Scan the records for the line containing "Read out every word on this page."; extract it and all later lines, verbatim, through the end, and nothing before it.

==== The input

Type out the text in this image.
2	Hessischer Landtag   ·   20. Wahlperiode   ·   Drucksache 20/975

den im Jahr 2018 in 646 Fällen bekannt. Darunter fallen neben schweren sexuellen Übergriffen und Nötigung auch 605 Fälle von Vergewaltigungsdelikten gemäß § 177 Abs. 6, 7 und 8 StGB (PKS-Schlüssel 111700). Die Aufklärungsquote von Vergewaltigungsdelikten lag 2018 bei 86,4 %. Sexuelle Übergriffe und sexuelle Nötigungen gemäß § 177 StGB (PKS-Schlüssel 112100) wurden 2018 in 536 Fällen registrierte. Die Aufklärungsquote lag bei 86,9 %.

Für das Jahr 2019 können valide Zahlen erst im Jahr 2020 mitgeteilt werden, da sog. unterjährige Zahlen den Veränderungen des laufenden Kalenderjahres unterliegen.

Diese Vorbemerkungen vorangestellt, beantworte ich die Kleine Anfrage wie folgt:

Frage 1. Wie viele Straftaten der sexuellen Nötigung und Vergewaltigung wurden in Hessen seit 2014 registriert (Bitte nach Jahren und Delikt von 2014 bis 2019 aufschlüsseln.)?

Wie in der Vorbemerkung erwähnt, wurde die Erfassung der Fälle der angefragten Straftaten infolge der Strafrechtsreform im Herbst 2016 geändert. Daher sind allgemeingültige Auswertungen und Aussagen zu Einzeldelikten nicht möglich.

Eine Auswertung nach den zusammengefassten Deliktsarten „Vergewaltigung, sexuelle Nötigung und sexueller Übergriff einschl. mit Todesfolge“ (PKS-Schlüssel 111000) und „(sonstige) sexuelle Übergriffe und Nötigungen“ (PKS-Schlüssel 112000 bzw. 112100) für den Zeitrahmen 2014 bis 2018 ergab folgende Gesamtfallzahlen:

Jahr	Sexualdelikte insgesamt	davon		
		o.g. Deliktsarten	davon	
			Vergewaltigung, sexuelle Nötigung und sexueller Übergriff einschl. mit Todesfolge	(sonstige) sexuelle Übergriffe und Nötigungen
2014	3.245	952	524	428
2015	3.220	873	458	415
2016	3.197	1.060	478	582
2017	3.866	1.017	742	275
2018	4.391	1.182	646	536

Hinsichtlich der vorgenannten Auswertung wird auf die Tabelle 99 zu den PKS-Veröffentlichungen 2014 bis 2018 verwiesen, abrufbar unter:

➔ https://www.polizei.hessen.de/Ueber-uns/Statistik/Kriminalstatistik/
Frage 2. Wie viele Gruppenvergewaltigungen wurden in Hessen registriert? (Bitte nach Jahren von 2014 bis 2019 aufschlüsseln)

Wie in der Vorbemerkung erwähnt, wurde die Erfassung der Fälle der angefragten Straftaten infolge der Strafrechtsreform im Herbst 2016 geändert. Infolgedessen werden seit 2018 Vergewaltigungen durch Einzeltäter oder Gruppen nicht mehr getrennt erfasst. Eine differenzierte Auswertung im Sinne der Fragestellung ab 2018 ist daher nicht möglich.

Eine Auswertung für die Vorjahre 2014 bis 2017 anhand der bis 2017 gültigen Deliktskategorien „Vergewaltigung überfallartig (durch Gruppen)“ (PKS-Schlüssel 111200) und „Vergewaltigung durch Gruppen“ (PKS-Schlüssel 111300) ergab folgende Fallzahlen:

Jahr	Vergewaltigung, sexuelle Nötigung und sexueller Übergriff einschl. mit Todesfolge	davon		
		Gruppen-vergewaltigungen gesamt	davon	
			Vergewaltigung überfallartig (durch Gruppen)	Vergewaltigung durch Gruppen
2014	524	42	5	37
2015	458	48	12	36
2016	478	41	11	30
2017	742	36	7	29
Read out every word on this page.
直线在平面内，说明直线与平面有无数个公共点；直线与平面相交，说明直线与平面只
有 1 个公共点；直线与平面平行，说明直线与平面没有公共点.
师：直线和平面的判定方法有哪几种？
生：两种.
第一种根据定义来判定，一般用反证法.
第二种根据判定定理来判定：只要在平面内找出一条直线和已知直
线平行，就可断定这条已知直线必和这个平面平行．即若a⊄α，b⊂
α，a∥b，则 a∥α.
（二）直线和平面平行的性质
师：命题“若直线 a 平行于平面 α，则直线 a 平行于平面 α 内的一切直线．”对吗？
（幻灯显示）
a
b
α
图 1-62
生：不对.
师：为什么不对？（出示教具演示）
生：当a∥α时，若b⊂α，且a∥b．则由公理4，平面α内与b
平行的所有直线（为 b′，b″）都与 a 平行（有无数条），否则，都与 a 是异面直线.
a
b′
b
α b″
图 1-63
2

========

- [The output]:
Read out every word on this page.
直线在平面内，说明直线与平面有无数个公共点；直线与平面相交，说明直线与平面只
有 1 个公共点；直线与平面平行，说明直线与平面没有公共点.
师：直线和平面的判定方法有哪几种？
生：两种.
第一种根据定义来判定，一般用反证法.
第二种根据判定定理来判定：只要在平面内找出一条直线和已知直
线平行，就可断定这条已知直线必和这个平面平行．即若a⊄α，b⊂
α，a∥b，则 a∥α.
（二）直线和平面平行的性质
师：命题“若直线 a 平行于平面 α，则直线 a 平行于平面 α 内的一切直线．”对吗？
（幻灯显示）
a
b
α
图 1-62
生：不对.
师：为什么不对？（出示教具演示）
生：当a∥α时，若b⊂α，且a∥b．则由公理4，平面α内与b
平行的所有直线（为 b′，b″）都与 a 平行（有无数条），否则，都与 a 是异面直线.
a
b′
b
α b″
图 1-63
2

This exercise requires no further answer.